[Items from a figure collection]
==*==

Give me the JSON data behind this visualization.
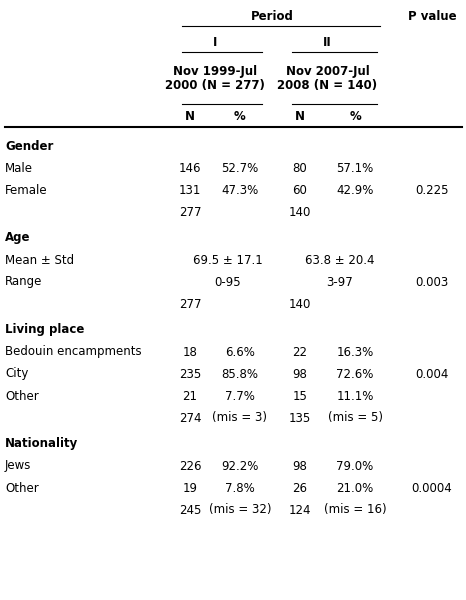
{
  "title_period": "Period",
  "title_pvalue": "P value",
  "col_I": "I",
  "col_II": "II",
  "period_I_label": "Nov 1999-Jul\n2000 (N = 277)",
  "period_II_label": "Nov 2007-Jul\n2008 (N = 140)",
  "sections": [
    {
      "header": "Gender",
      "rows": [
        {
          "label": "Male",
          "n1": "146",
          "p1": "52.7%",
          "n2": "80",
          "p2": "57.1%",
          "pval": "",
          "span": false
        },
        {
          "label": "Female",
          "n1": "131",
          "p1": "47.3%",
          "n2": "60",
          "p2": "42.9%",
          "pval": "0.225",
          "span": false
        },
        {
          "label": "",
          "n1": "277",
          "p1": "",
          "n2": "140",
          "p2": "",
          "pval": "",
          "span": false
        }
      ]
    },
    {
      "header": "Age",
      "rows": [
        {
          "label": "Mean ± Std",
          "n1": "",
          "p1": "69.5 ± 17.1",
          "n2": "",
          "p2": "63.8 ± 20.4",
          "pval": "",
          "span": true
        },
        {
          "label": "Range",
          "n1": "",
          "p1": "0-95",
          "n2": "",
          "p2": "3-97",
          "pval": "0.003",
          "span": true
        },
        {
          "label": "",
          "n1": "277",
          "p1": "",
          "n2": "140",
          "p2": "",
          "pval": "",
          "span": false
        }
      ]
    },
    {
      "header": "Living place",
      "rows": [
        {
          "label": "Bedouin encampments",
          "n1": "18",
          "p1": "6.6%",
          "n2": "22",
          "p2": "16.3%",
          "pval": "",
          "span": false
        },
        {
          "label": "City",
          "n1": "235",
          "p1": "85.8%",
          "n2": "98",
          "p2": "72.6%",
          "pval": "0.004",
          "span": false
        },
        {
          "label": "Other",
          "n1": "21",
          "p1": "7.7%",
          "n2": "15",
          "p2": "11.1%",
          "pval": "",
          "span": false
        },
        {
          "label": "",
          "n1": "274",
          "p1": "(mis = 3)",
          "n2": "135",
          "p2": "(mis = 5)",
          "pval": "",
          "span": false
        }
      ]
    },
    {
      "header": "Nationality",
      "rows": [
        {
          "label": "Jews",
          "n1": "226",
          "p1": "92.2%",
          "n2": "98",
          "p2": "79.0%",
          "pval": "",
          "span": false
        },
        {
          "label": "Other",
          "n1": "19",
          "p1": "7.8%",
          "n2": "26",
          "p2": "21.0%",
          "pval": "0.0004",
          "span": false
        },
        {
          "label": "",
          "n1": "245",
          "p1": "(mis = 32)",
          "n2": "124",
          "p2": "(mis = 16)",
          "pval": "",
          "span": false
        }
      ]
    }
  ],
  "bg_color": "#ffffff",
  "line_color": "#000000",
  "fs": 8.5
}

==*==

_Aim_.
Return to the listing above and set it down exactly, leaving out its pictures.

_Answer in full_.
Give me the JSON data behind this visualization.
{
  "title_period": "Period",
  "title_pvalue": "P value",
  "col_I": "I",
  "col_II": "II",
  "period_I_label": "Nov 1999-Jul\n2000 (N = 277)",
  "period_II_label": "Nov 2007-Jul\n2008 (N = 140)",
  "sections": [
    {
      "header": "Gender",
      "rows": [
        {
          "label": "Male",
          "n1": "146",
          "p1": "52.7%",
          "n2": "80",
          "p2": "57.1%",
          "pval": "",
          "span": false
        },
        {
          "label": "Female",
          "n1": "131",
          "p1": "47.3%",
          "n2": "60",
          "p2": "42.9%",
          "pval": "0.225",
          "span": false
        },
        {
          "label": "",
          "n1": "277",
          "p1": "",
          "n2": "140",
          "p2": "",
          "pval": "",
          "span": false
        }
      ]
    },
    {
      "header": "Age",
      "rows": [
        {
          "label": "Mean ± Std",
          "n1": "",
          "p1": "69.5 ± 17.1",
          "n2": "",
          "p2": "63.8 ± 20.4",
          "pval": "",
          "span": true
        },
        {
          "label": "Range",
          "n1": "",
          "p1": "0-95",
          "n2": "",
          "p2": "3-97",
          "pval": "0.003",
          "span": true
        },
        {
          "label": "",
          "n1": "277",
          "p1": "",
          "n2": "140",
          "p2": "",
          "pval": "",
          "span": false
        }
      ]
    },
    {
      "header": "Living place",
      "rows": [
        {
          "label": "Bedouin encampments",
          "n1": "18",
          "p1": "6.6%",
          "n2": "22",
          "p2": "16.3%",
          "pval": "",
          "span": false
        },
        {
          "label": "City",
          "n1": "235",
          "p1": "85.8%",
          "n2": "98",
          "p2": "72.6%",
          "pval": "0.004",
          "span": false
        },
        {
          "label": "Other",
          "n1": "21",
          "p1": "7.7%",
          "n2": "15",
          "p2": "11.1%",
          "pval": "",
          "span": false
        },
        {
          "label": "",
          "n1": "274",
          "p1": "(mis = 3)",
          "n2": "135",
          "p2": "(mis = 5)",
          "pval": "",
          "span": false
        }
      ]
    },
    {
      "header": "Nationality",
      "rows": [
        {
          "label": "Jews",
          "n1": "226",
          "p1": "92.2%",
          "n2": "98",
          "p2": "79.0%",
          "pval": "",
          "span": false
        },
        {
          "label": "Other",
          "n1": "19",
          "p1": "7.8%",
          "n2": "26",
          "p2": "21.0%",
          "pval": "0.0004",
          "span": false
        },
        {
          "label": "",
          "n1": "245",
          "p1": "(mis = 32)",
          "n2": "124",
          "p2": "(mis = 16)",
          "pval": "",
          "span": false
        }
      ]
    }
  ],
  "bg_color": "#ffffff",
  "line_color": "#000000",
  "fs": 8.5
}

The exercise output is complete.